- Record list:

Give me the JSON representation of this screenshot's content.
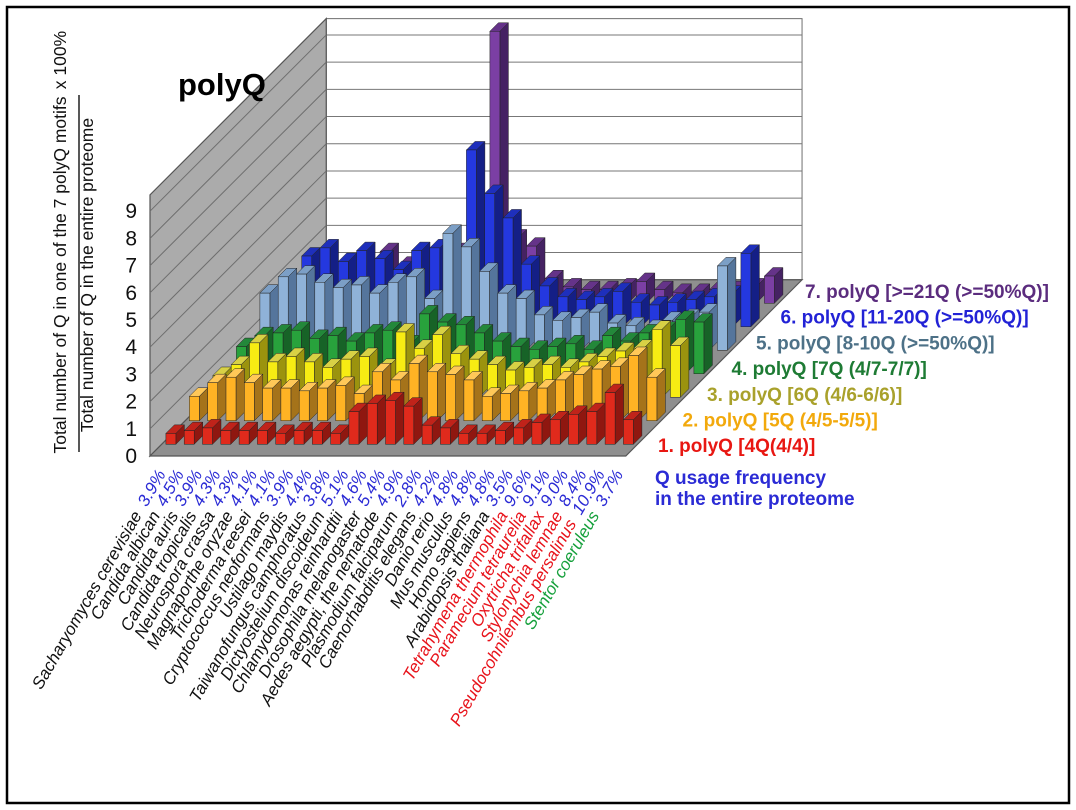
{
  "figure": {
    "title": "polyQ",
    "y_axis": {
      "numerator": "Total number of Q in one of the 7 polyQ motifs",
      "denominator": "Total number of Q in the entire proteome",
      "multiplier": "x 100%",
      "ticks": [
        0,
        1,
        2,
        3,
        4,
        5,
        6,
        7,
        8,
        9
      ]
    },
    "x_axis_note": {
      "line1": "Q usage frequency",
      "line2": "in the entire proteome",
      "color": "#2B2BD5"
    },
    "colors": {
      "wall": "#ABABAB",
      "floor": "#8F8F8F",
      "back_wall": "#FFFFFF",
      "grid": "#6E6E6E",
      "frame_border": "#000000"
    }
  },
  "chart_data": {
    "type": "bar",
    "projection": "3d-depth-series",
    "title": "polyQ",
    "ylabel": "Total number of Q in one of the 7 polyQ motifs / Total number of Q in the entire proteome x 100%",
    "ylim": [
      0,
      9
    ],
    "grid": true,
    "legend_position": "right-diagonal",
    "categories": [
      "Sacharyomyces cerevisiae",
      "Candida albican",
      "Candida auris",
      "Candida tropicalis",
      "Neurospora crassa",
      "Magnaporthe oryzae",
      "Trichoderma reesei",
      "Cryptococcus neoformans",
      "Ustilago maydis",
      "Taiwanofungus camphoratus",
      "Dictyostelium discoideum",
      "Chlamydomonas reinhardtii",
      "Drosophila melanogaster",
      "Aedes aegypti, the nematode",
      "Plasmodium falciparum",
      "Caenorhabditis elegans",
      "Danio rerio",
      "Mus musculus",
      "Homo sapiens",
      "Arabidopsis thaliana",
      "Tetrahymena thermophila",
      "Paramecium tetraurelia",
      "Oxytricha trifallax",
      "Stylonychia lemnae",
      "Pseudocohnilembus persalinus",
      "Stentor coeruleus"
    ],
    "category_name_colors": [
      "#111111",
      "#111111",
      "#111111",
      "#111111",
      "#111111",
      "#111111",
      "#111111",
      "#111111",
      "#111111",
      "#111111",
      "#111111",
      "#111111",
      "#111111",
      "#111111",
      "#111111",
      "#111111",
      "#111111",
      "#111111",
      "#111111",
      "#111111",
      "#E8131B",
      "#E8131B",
      "#E8131B",
      "#E8131B",
      "#E8131B",
      "#16A03C"
    ],
    "q_usage_percent": [
      "3.9%",
      "4.5%",
      "3.9%",
      "4.3%",
      "4.3%",
      "4.1%",
      "4.1%",
      "3.9%",
      "4.4%",
      "3.8%",
      "5.1%",
      "4.6%",
      "5.4%",
      "4.9%",
      "2.8%",
      "4.2%",
      "4.8%",
      "4.8%",
      "4.8%",
      "3.5%",
      "9.6%",
      "9.1%",
      "9.0%",
      "8.4%",
      "10.9%",
      "3.7%"
    ],
    "percent_color": "#2B2BD5",
    "series": [
      {
        "name": "1. polyQ [4Q(4/4)]",
        "color": "#E02A1C",
        "side": "#8F1710",
        "top": "#C0231A",
        "label_color": "#E81712",
        "values": [
          0.4,
          0.5,
          0.6,
          0.5,
          0.5,
          0.5,
          0.4,
          0.5,
          0.5,
          0.4,
          1.2,
          1.5,
          1.6,
          1.4,
          0.7,
          0.6,
          0.4,
          0.4,
          0.5,
          0.6,
          0.8,
          0.9,
          1.1,
          1.2,
          1.9,
          0.9
        ]
      },
      {
        "name": "2. polyQ [5Q (4/5-5/5)]",
        "color": "#FFB324",
        "side": "#A5731A",
        "top": "#FFC858",
        "label_color": "#F2A90C",
        "values": [
          0.9,
          1.4,
          1.6,
          1.4,
          1.2,
          1.2,
          1.1,
          1.2,
          1.3,
          1.0,
          1.8,
          1.5,
          2.1,
          1.8,
          1.7,
          1.5,
          0.9,
          1.0,
          1.1,
          1.2,
          1.5,
          1.7,
          1.9,
          2.0,
          2.4,
          1.6
        ]
      },
      {
        "name": "3. polyQ [6Q (4/6-6/6)]",
        "color": "#F7EC13",
        "side": "#9B930E",
        "top": "#D8D145",
        "label_color": "#A9A12B",
        "values": [
          0.8,
          1.2,
          2.0,
          1.3,
          1.5,
          1.3,
          1.1,
          1.4,
          1.5,
          1.1,
          2.4,
          1.8,
          2.3,
          1.6,
          1.4,
          1.2,
          1.0,
          1.1,
          1.2,
          1.1,
          1.3,
          1.5,
          1.7,
          1.8,
          2.5,
          1.9
        ]
      },
      {
        "name": "4. polyQ [7Q (4/7-7/7)]",
        "color": "#28A23C",
        "side": "#176327",
        "top": "#23883A",
        "label_color": "#1E7B34",
        "values": [
          1.0,
          1.4,
          1.5,
          1.6,
          1.3,
          1.4,
          1.2,
          1.5,
          1.6,
          1.1,
          2.2,
          1.9,
          1.8,
          1.5,
          1.2,
          1.0,
          0.9,
          1.0,
          1.1,
          0.9,
          1.4,
          1.2,
          1.5,
          1.6,
          2.0,
          1.9
        ]
      },
      {
        "name": "5. polyQ [8-10Q (>=50%Q)]",
        "color": "#8FB2D8",
        "side": "#55759C",
        "top": "#7C9FC6",
        "label_color": "#4D7187",
        "values": [
          2.1,
          2.7,
          2.8,
          2.5,
          2.3,
          2.4,
          2.1,
          2.5,
          2.7,
          1.9,
          4.3,
          3.8,
          2.9,
          2.1,
          1.9,
          1.3,
          1.1,
          1.2,
          1.4,
          1.0,
          0.9,
          0.8,
          1.1,
          1.2,
          1.4,
          3.1
        ]
      },
      {
        "name": "6. polyQ [11-20Q (>=50%Q)]",
        "color": "#2438DF",
        "side": "#141F86",
        "top": "#1E2FBC",
        "label_color": "#2222D6",
        "values": [
          1.3,
          2.6,
          2.9,
          2.4,
          2.8,
          2.5,
          2.1,
          2.8,
          2.9,
          2.3,
          6.5,
          4.9,
          4.0,
          2.3,
          1.5,
          1.1,
          1.0,
          1.1,
          1.3,
          0.9,
          0.8,
          0.9,
          1.0,
          1.1,
          1.2,
          2.7
        ]
      },
      {
        "name": "7. polyQ [>=21Q (>=50%Q)]",
        "color": "#7B3FA4",
        "side": "#452263",
        "top": "#653389",
        "label_color": "#5B2C7E",
        "values": [
          0.3,
          0.6,
          1.3,
          1.2,
          1.9,
          1.4,
          0.8,
          1.7,
          1.9,
          0.9,
          10.0,
          2.4,
          2.1,
          0.9,
          0.6,
          0.5,
          0.5,
          0.6,
          0.8,
          0.5,
          0.4,
          0.4,
          0.5,
          0.5,
          0.6,
          1.0
        ]
      }
    ]
  }
}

- What you are asked to do:
Make a verbatim copy of all the entries and strip out the pictures.

- Output of the task:
Give me the JSON representation of this screenshot's content.
{
  "figure": {
    "title": "polyQ",
    "y_axis": {
      "numerator": "Total number of Q in one of the 7 polyQ motifs",
      "denominator": "Total number of Q in the entire proteome",
      "multiplier": "x 100%",
      "ticks": [
        0,
        1,
        2,
        3,
        4,
        5,
        6,
        7,
        8,
        9
      ]
    },
    "x_axis_note": {
      "line1": "Q usage frequency",
      "line2": "in the entire proteome",
      "color": "#2B2BD5"
    },
    "colors": {
      "wall": "#ABABAB",
      "floor": "#8F8F8F",
      "back_wall": "#FFFFFF",
      "grid": "#6E6E6E",
      "frame_border": "#000000"
    }
  },
  "chart_data": {
    "type": "bar",
    "projection": "3d-depth-series",
    "title": "polyQ",
    "ylabel": "Total number of Q in one of the 7 polyQ motifs / Total number of Q in the entire proteome x 100%",
    "ylim": [
      0,
      9
    ],
    "grid": true,
    "legend_position": "right-diagonal",
    "categories": [
      "Sacharyomyces cerevisiae",
      "Candida albican",
      "Candida auris",
      "Candida tropicalis",
      "Neurospora crassa",
      "Magnaporthe oryzae",
      "Trichoderma reesei",
      "Cryptococcus neoformans",
      "Ustilago maydis",
      "Taiwanofungus camphoratus",
      "Dictyostelium discoideum",
      "Chlamydomonas reinhardtii",
      "Drosophila melanogaster",
      "Aedes aegypti, the nematode",
      "Plasmodium falciparum",
      "Caenorhabditis elegans",
      "Danio rerio",
      "Mus musculus",
      "Homo sapiens",
      "Arabidopsis thaliana",
      "Tetrahymena thermophila",
      "Paramecium tetraurelia",
      "Oxytricha trifallax",
      "Stylonychia lemnae",
      "Pseudocohnilembus persalinus",
      "Stentor coeruleus"
    ],
    "category_name_colors": [
      "#111111",
      "#111111",
      "#111111",
      "#111111",
      "#111111",
      "#111111",
      "#111111",
      "#111111",
      "#111111",
      "#111111",
      "#111111",
      "#111111",
      "#111111",
      "#111111",
      "#111111",
      "#111111",
      "#111111",
      "#111111",
      "#111111",
      "#111111",
      "#E8131B",
      "#E8131B",
      "#E8131B",
      "#E8131B",
      "#E8131B",
      "#16A03C"
    ],
    "q_usage_percent": [
      "3.9%",
      "4.5%",
      "3.9%",
      "4.3%",
      "4.3%",
      "4.1%",
      "4.1%",
      "3.9%",
      "4.4%",
      "3.8%",
      "5.1%",
      "4.6%",
      "5.4%",
      "4.9%",
      "2.8%",
      "4.2%",
      "4.8%",
      "4.8%",
      "4.8%",
      "3.5%",
      "9.6%",
      "9.1%",
      "9.0%",
      "8.4%",
      "10.9%",
      "3.7%"
    ],
    "percent_color": "#2B2BD5",
    "series": [
      {
        "name": "1. polyQ [4Q(4/4)]",
        "color": "#E02A1C",
        "side": "#8F1710",
        "top": "#C0231A",
        "label_color": "#E81712",
        "values": [
          0.4,
          0.5,
          0.6,
          0.5,
          0.5,
          0.5,
          0.4,
          0.5,
          0.5,
          0.4,
          1.2,
          1.5,
          1.6,
          1.4,
          0.7,
          0.6,
          0.4,
          0.4,
          0.5,
          0.6,
          0.8,
          0.9,
          1.1,
          1.2,
          1.9,
          0.9
        ]
      },
      {
        "name": "2. polyQ [5Q (4/5-5/5)]",
        "color": "#FFB324",
        "side": "#A5731A",
        "top": "#FFC858",
        "label_color": "#F2A90C",
        "values": [
          0.9,
          1.4,
          1.6,
          1.4,
          1.2,
          1.2,
          1.1,
          1.2,
          1.3,
          1.0,
          1.8,
          1.5,
          2.1,
          1.8,
          1.7,
          1.5,
          0.9,
          1.0,
          1.1,
          1.2,
          1.5,
          1.7,
          1.9,
          2.0,
          2.4,
          1.6
        ]
      },
      {
        "name": "3. polyQ [6Q (4/6-6/6)]",
        "color": "#F7EC13",
        "side": "#9B930E",
        "top": "#D8D145",
        "label_color": "#A9A12B",
        "values": [
          0.8,
          1.2,
          2.0,
          1.3,
          1.5,
          1.3,
          1.1,
          1.4,
          1.5,
          1.1,
          2.4,
          1.8,
          2.3,
          1.6,
          1.4,
          1.2,
          1.0,
          1.1,
          1.2,
          1.1,
          1.3,
          1.5,
          1.7,
          1.8,
          2.5,
          1.9
        ]
      },
      {
        "name": "4. polyQ [7Q (4/7-7/7)]",
        "color": "#28A23C",
        "side": "#176327",
        "top": "#23883A",
        "label_color": "#1E7B34",
        "values": [
          1.0,
          1.4,
          1.5,
          1.6,
          1.3,
          1.4,
          1.2,
          1.5,
          1.6,
          1.1,
          2.2,
          1.9,
          1.8,
          1.5,
          1.2,
          1.0,
          0.9,
          1.0,
          1.1,
          0.9,
          1.4,
          1.2,
          1.5,
          1.6,
          2.0,
          1.9
        ]
      },
      {
        "name": "5. polyQ [8-10Q (>=50%Q)]",
        "color": "#8FB2D8",
        "side": "#55759C",
        "top": "#7C9FC6",
        "label_color": "#4D7187",
        "values": [
          2.1,
          2.7,
          2.8,
          2.5,
          2.3,
          2.4,
          2.1,
          2.5,
          2.7,
          1.9,
          4.3,
          3.8,
          2.9,
          2.1,
          1.9,
          1.3,
          1.1,
          1.2,
          1.4,
          1.0,
          0.9,
          0.8,
          1.1,
          1.2,
          1.4,
          3.1
        ]
      },
      {
        "name": "6. polyQ [11-20Q (>=50%Q)]",
        "color": "#2438DF",
        "side": "#141F86",
        "top": "#1E2FBC",
        "label_color": "#2222D6",
        "values": [
          1.3,
          2.6,
          2.9,
          2.4,
          2.8,
          2.5,
          2.1,
          2.8,
          2.9,
          2.3,
          6.5,
          4.9,
          4.0,
          2.3,
          1.5,
          1.1,
          1.0,
          1.1,
          1.3,
          0.9,
          0.8,
          0.9,
          1.0,
          1.1,
          1.2,
          2.7
        ]
      },
      {
        "name": "7. polyQ [>=21Q (>=50%Q)]",
        "color": "#7B3FA4",
        "side": "#452263",
        "top": "#653389",
        "label_color": "#5B2C7E",
        "values": [
          0.3,
          0.6,
          1.3,
          1.2,
          1.9,
          1.4,
          0.8,
          1.7,
          1.9,
          0.9,
          10.0,
          2.4,
          2.1,
          0.9,
          0.6,
          0.5,
          0.5,
          0.6,
          0.8,
          0.5,
          0.4,
          0.4,
          0.5,
          0.5,
          0.6,
          1.0
        ]
      }
    ]
  }
}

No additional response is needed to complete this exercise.